* Instruction: Copy every line of the listing that holds the string "Vorne".

Records from a data source:
※ ※ ※

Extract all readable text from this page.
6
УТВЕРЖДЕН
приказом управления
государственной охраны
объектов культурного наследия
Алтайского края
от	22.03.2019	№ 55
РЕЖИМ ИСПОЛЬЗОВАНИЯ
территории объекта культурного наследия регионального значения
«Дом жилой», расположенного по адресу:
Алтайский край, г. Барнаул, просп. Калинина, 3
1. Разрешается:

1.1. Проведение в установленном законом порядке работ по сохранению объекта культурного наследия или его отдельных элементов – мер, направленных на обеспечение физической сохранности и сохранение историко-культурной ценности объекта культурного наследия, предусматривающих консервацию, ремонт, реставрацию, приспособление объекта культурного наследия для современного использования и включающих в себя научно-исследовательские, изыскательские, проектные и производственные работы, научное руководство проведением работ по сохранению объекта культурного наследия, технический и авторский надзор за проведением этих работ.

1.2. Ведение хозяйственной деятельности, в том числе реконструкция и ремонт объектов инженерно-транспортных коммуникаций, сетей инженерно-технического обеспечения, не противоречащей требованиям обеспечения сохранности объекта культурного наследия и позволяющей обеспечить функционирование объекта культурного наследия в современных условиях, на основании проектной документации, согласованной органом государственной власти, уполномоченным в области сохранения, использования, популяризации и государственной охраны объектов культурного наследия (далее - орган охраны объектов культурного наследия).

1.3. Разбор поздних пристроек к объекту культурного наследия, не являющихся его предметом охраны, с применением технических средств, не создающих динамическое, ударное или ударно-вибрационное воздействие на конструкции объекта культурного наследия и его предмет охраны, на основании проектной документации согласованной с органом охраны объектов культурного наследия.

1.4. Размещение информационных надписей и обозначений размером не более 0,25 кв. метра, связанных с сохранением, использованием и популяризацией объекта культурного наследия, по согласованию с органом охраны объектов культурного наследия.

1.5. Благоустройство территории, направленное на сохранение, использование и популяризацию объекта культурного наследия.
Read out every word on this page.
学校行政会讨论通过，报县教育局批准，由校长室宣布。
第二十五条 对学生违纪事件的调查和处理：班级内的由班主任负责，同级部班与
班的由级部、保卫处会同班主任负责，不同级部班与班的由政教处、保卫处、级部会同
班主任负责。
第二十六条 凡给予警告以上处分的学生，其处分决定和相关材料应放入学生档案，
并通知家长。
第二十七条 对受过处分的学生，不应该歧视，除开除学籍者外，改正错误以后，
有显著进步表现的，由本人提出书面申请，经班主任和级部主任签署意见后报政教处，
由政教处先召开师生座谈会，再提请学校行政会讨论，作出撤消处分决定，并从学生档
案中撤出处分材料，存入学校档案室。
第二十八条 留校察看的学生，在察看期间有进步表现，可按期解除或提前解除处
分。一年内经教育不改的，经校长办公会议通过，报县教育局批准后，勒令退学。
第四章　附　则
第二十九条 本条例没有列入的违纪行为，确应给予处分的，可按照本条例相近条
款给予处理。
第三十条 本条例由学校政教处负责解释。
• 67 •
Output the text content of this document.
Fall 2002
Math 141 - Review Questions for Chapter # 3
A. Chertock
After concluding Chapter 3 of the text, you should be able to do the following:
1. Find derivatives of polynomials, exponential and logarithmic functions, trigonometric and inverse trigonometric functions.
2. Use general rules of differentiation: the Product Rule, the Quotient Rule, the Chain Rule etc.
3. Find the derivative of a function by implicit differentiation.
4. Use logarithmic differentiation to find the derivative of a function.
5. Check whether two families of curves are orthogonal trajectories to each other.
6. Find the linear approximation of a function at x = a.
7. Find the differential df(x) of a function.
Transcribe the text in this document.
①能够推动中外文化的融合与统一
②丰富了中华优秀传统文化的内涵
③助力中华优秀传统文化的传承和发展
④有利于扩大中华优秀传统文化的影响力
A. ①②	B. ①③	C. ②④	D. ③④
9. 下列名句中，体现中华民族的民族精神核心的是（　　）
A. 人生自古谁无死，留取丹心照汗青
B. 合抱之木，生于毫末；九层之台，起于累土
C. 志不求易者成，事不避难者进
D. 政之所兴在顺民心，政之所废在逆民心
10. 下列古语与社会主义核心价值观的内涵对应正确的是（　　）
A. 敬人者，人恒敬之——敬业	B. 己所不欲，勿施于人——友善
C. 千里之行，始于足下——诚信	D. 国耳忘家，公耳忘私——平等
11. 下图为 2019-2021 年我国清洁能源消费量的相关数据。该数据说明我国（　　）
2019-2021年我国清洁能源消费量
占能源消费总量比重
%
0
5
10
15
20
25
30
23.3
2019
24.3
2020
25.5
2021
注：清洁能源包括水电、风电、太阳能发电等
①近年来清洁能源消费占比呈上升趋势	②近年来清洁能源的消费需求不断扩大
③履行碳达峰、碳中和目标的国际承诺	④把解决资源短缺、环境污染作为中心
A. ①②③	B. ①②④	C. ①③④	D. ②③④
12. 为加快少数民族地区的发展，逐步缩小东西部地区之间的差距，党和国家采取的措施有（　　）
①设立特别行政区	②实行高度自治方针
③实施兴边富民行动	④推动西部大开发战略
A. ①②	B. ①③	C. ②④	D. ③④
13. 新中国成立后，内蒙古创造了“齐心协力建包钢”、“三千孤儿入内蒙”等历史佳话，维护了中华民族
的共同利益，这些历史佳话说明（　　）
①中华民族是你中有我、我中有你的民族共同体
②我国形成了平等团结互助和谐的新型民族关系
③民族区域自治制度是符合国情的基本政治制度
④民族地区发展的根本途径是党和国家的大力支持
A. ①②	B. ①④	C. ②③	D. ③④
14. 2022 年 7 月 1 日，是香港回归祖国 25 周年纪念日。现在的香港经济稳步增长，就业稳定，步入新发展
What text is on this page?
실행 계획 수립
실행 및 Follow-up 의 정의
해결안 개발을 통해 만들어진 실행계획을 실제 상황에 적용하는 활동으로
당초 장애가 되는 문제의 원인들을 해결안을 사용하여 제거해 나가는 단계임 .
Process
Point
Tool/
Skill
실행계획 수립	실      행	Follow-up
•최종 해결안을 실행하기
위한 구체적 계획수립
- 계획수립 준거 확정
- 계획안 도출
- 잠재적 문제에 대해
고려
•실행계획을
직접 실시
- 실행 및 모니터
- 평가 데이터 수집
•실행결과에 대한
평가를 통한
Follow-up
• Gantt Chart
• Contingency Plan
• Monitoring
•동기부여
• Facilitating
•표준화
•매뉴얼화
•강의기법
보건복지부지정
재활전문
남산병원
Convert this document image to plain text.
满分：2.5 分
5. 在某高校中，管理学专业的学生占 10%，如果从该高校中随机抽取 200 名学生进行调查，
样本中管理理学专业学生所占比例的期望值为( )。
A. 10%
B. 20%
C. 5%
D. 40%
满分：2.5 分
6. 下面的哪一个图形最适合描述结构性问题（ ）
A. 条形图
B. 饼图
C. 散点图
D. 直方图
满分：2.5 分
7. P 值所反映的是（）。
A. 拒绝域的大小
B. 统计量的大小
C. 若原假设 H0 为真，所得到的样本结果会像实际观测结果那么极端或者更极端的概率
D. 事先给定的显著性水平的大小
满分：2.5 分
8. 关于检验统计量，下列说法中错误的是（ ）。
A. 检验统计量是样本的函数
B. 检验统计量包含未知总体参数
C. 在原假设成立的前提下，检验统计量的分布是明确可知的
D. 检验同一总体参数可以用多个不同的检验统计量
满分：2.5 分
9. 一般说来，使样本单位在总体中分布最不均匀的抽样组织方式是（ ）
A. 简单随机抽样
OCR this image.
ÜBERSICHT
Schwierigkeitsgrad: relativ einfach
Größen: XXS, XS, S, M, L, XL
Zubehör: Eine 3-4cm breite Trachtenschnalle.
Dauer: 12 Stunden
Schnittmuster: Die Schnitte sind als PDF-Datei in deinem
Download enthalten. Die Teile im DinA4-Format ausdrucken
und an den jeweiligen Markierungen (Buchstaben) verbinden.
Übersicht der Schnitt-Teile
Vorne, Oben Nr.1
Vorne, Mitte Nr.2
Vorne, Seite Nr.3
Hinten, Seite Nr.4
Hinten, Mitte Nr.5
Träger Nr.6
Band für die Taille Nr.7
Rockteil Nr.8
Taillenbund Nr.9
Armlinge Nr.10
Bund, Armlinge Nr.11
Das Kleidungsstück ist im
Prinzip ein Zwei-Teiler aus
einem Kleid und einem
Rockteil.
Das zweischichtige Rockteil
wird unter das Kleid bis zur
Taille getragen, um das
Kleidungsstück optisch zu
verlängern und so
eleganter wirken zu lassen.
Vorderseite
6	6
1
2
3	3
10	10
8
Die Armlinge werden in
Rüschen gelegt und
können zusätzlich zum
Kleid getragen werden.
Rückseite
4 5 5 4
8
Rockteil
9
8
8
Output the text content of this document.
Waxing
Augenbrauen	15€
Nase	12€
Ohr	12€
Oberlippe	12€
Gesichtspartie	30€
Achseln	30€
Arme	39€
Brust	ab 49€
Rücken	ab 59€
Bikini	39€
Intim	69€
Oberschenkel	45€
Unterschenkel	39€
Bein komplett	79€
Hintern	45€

※ ※ ※

* The output:
Vorne, Oben Nr.1
Vorne, Mitte Nr.2
Vorne, Seite Nr.3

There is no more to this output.